Job:
Pick out each line containing the string "Подготовить".

Rows from a dataset

===============

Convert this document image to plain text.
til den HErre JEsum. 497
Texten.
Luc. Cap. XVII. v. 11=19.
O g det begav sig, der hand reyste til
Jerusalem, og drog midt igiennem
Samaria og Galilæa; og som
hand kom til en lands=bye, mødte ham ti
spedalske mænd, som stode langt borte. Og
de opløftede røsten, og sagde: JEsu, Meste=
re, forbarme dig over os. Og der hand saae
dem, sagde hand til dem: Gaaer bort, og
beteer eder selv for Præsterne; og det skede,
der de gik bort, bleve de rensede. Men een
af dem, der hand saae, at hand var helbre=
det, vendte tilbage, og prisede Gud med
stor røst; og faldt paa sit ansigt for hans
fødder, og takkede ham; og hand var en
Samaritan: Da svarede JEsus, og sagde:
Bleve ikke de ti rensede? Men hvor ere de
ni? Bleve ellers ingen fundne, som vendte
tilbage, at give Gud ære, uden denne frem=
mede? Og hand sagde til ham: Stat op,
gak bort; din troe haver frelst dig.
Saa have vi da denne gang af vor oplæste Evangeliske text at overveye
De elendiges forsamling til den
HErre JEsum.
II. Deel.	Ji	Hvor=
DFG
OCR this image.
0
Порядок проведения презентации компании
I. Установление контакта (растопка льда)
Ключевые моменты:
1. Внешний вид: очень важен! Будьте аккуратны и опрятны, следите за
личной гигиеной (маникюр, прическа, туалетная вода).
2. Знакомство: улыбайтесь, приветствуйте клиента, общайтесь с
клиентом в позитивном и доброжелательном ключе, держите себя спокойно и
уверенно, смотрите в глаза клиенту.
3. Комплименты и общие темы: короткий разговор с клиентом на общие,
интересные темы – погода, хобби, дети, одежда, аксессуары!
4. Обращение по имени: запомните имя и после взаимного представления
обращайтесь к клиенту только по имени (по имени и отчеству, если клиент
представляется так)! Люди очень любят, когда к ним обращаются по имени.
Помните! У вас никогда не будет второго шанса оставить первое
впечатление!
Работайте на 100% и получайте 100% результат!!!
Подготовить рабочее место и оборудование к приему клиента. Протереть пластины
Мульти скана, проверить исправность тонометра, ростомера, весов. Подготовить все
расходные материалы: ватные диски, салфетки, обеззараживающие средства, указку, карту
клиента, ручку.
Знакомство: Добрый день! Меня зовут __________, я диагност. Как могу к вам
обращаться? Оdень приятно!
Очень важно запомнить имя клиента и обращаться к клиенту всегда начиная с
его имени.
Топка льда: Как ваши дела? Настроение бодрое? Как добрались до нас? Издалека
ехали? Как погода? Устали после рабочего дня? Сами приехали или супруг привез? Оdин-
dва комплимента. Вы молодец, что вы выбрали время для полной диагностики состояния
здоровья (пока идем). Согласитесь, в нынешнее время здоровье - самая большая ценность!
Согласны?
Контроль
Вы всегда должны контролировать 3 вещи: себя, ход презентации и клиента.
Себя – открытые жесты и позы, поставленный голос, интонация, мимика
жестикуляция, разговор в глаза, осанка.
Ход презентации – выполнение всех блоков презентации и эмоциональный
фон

===============

Result for this exercise:
Подготовить рабочее место и оборудование к приему клиента. Протереть пластины
Мульти скана, проверить исправность тонометра, ростомера, весов. Подготовить все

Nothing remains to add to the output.